Exercise task: Output the material below in its entirety, exactly as given.

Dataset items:

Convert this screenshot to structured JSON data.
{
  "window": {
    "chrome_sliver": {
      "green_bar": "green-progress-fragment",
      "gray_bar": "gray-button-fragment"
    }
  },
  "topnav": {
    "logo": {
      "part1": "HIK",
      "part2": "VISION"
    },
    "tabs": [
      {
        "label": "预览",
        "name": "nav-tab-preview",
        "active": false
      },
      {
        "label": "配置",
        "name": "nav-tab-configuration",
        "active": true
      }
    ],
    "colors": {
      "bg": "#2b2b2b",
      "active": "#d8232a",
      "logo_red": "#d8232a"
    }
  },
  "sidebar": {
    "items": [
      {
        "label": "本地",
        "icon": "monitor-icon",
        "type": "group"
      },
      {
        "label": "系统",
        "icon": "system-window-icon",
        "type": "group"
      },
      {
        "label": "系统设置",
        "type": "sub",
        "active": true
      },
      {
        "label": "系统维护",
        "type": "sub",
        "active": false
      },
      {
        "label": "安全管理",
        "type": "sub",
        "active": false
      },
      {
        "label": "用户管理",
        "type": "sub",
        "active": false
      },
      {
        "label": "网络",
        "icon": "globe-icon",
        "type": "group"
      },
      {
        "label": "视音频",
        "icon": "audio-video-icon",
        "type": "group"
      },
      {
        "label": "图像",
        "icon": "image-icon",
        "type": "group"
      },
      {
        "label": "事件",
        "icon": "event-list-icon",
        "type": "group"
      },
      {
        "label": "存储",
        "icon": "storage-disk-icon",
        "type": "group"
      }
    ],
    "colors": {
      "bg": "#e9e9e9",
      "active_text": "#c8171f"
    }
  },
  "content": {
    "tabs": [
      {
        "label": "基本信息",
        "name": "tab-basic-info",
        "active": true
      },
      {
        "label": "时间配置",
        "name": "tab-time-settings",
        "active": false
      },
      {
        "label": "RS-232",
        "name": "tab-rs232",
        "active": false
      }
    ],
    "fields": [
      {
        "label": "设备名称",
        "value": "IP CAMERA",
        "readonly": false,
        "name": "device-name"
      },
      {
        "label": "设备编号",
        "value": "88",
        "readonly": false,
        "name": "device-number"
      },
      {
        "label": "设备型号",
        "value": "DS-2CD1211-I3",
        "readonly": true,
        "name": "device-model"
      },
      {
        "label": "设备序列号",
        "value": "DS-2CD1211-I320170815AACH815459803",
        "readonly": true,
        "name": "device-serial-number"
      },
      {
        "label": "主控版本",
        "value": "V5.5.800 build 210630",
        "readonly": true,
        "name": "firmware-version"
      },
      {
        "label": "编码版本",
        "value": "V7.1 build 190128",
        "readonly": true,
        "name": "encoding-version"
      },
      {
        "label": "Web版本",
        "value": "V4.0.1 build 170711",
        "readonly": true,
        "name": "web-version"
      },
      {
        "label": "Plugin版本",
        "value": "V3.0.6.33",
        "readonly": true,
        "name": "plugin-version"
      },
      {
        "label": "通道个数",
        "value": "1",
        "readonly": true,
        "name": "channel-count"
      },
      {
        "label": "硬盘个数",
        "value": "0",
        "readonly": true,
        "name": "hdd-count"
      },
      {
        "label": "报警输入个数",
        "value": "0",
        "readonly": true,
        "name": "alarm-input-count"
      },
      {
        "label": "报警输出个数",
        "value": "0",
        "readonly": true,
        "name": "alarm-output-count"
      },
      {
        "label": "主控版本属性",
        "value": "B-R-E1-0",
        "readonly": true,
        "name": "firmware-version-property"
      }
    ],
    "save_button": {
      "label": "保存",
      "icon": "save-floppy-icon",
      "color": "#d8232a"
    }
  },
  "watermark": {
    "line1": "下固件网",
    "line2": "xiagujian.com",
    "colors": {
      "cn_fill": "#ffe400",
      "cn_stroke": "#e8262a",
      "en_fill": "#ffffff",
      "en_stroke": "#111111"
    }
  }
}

Answer to this task:
Convert this screenshot to structured JSON data.
{
  "window": {
    "chrome_sliver": {
      "green_bar": "green-progress-fragment",
      "gray_bar": "gray-button-fragment"
    }
  },
  "topnav": {
    "logo": {
      "part1": "HIK",
      "part2": "VISION"
    },
    "tabs": [
      {
        "label": "预览",
        "name": "nav-tab-preview",
        "active": false
      },
      {
        "label": "配置",
        "name": "nav-tab-configuration",
        "active": true
      }
    ],
    "colors": {
      "bg": "#2b2b2b",
      "active": "#d8232a",
      "logo_red": "#d8232a"
    }
  },
  "sidebar": {
    "items": [
      {
        "label": "本地",
        "icon": "monitor-icon",
        "type": "group"
      },
      {
        "label": "系统",
        "icon": "system-window-icon",
        "type": "group"
      },
      {
        "label": "系统设置",
        "type": "sub",
        "active": true
      },
      {
        "label": "系统维护",
        "type": "sub",
        "active": false
      },
      {
        "label": "安全管理",
        "type": "sub",
        "active": false
      },
      {
        "label": "用户管理",
        "type": "sub",
        "active": false
      },
      {
        "label": "网络",
        "icon": "globe-icon",
        "type": "group"
      },
      {
        "label": "视音频",
        "icon": "audio-video-icon",
        "type": "group"
      },
      {
        "label": "图像",
        "icon": "image-icon",
        "type": "group"
      },
      {
        "label": "事件",
        "icon": "event-list-icon",
        "type": "group"
      },
      {
        "label": "存储",
        "icon": "storage-disk-icon",
        "type": "group"
      }
    ],
    "colors": {
      "bg": "#e9e9e9",
      "active_text": "#c8171f"
    }
  },
  "content": {
    "tabs": [
      {
        "label": "基本信息",
        "name": "tab-basic-info",
        "active": true
      },
      {
        "label": "时间配置",
        "name": "tab-time-settings",
        "active": false
      },
      {
        "label": "RS-232",
        "name": "tab-rs232",
        "active": false
      }
    ],
    "fields": [
      {
        "label": "设备名称",
        "value": "IP CAMERA",
        "readonly": false,
        "name": "device-name"
      },
      {
        "label": "设备编号",
        "value": "88",
        "readonly": false,
        "name": "device-number"
      },
      {
        "label": "设备型号",
        "value": "DS-2CD1211-I3",
        "readonly": true,
        "name": "device-model"
      },
      {
        "label": "设备序列号",
        "value": "DS-2CD1211-I320170815AACH815459803",
        "readonly": true,
        "name": "device-serial-number"
      },
      {
        "label": "主控版本",
        "value": "V5.5.800 build 210630",
        "readonly": true,
        "name": "firmware-version"
      },
      {
        "label": "编码版本",
        "value": "V7.1 build 190128",
        "readonly": true,
        "name": "encoding-version"
      },
      {
        "label": "Web版本",
        "value": "V4.0.1 build 170711",
        "readonly": true,
        "name": "web-version"
      },
      {
        "label": "Plugin版本",
        "value": "V3.0.6.33",
        "readonly": true,
        "name": "plugin-version"
      },
      {
        "label": "通道个数",
        "value": "1",
        "readonly": true,
        "name": "channel-count"
      },
      {
        "label": "硬盘个数",
        "value": "0",
        "readonly": true,
        "name": "hdd-count"
      },
      {
        "label": "报警输入个数",
        "value": "0",
        "readonly": true,
        "name": "alarm-input-count"
      },
      {
        "label": "报警输出个数",
        "value": "0",
        "readonly": true,
        "name": "alarm-output-count"
      },
      {
        "label": "主控版本属性",
        "value": "B-R-E1-0",
        "readonly": true,
        "name": "firmware-version-property"
      }
    ],
    "save_button": {
      "label": "保存",
      "icon": "save-floppy-icon",
      "color": "#d8232a"
    }
  },
  "watermark": {
    "line1": "下固件网",
    "line2": "xiagujian.com",
    "colors": {
      "cn_fill": "#ffe400",
      "cn_stroke": "#e8262a",
      "en_fill": "#ffffff",
      "en_stroke": "#111111"
    }
  }
}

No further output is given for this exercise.